[Some records]
--- --- ---

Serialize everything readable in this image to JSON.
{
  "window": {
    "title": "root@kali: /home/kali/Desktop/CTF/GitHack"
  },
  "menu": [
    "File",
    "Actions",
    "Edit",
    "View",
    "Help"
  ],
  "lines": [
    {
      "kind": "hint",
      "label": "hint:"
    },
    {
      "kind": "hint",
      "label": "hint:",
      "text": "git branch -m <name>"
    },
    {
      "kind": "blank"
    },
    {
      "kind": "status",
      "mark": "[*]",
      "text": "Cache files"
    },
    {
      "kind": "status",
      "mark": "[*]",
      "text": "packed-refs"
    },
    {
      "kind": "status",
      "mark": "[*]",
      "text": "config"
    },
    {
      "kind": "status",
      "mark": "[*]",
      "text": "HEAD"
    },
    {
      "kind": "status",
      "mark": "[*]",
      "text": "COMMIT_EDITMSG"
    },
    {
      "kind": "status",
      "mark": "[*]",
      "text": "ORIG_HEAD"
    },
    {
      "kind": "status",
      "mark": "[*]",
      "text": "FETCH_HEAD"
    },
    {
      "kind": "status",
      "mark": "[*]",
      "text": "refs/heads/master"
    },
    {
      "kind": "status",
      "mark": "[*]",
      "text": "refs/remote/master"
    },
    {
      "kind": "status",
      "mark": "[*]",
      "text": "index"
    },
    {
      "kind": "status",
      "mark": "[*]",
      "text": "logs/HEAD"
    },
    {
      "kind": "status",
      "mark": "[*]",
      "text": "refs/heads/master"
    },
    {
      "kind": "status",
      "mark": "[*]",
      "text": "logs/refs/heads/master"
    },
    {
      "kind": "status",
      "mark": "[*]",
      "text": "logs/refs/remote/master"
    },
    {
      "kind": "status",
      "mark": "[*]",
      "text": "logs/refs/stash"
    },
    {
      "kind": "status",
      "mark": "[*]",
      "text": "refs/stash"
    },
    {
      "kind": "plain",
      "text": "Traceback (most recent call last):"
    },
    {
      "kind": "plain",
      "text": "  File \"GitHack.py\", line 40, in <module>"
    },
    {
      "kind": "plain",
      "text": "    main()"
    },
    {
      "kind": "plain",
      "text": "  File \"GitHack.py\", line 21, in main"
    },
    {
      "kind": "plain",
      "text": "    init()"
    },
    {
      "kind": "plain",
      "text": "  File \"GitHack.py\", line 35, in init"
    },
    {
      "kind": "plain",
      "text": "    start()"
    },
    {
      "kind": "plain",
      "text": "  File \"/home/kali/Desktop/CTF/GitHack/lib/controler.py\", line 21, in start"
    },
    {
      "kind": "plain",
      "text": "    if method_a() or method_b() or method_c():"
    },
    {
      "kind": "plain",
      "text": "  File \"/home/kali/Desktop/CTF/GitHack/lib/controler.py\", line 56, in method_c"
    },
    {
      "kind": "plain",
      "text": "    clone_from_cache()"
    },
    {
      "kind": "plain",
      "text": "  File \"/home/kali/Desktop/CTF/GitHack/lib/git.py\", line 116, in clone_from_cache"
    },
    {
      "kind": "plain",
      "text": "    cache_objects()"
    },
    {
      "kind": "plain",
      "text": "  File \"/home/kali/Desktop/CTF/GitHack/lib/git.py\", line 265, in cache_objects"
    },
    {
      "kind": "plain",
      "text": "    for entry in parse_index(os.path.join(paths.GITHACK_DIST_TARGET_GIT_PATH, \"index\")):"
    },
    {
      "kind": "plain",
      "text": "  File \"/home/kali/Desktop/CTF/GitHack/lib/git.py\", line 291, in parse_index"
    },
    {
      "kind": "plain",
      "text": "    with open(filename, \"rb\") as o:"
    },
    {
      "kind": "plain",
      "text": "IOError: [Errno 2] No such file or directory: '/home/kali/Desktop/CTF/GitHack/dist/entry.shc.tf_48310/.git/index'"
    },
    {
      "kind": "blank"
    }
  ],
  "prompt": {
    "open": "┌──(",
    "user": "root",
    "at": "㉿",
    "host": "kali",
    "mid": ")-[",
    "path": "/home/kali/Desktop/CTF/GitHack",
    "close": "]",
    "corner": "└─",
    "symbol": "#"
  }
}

--- --- ---

Task directions: Among the lines of the records above, count those holding the string "controler", and report only the number.

The answer: 2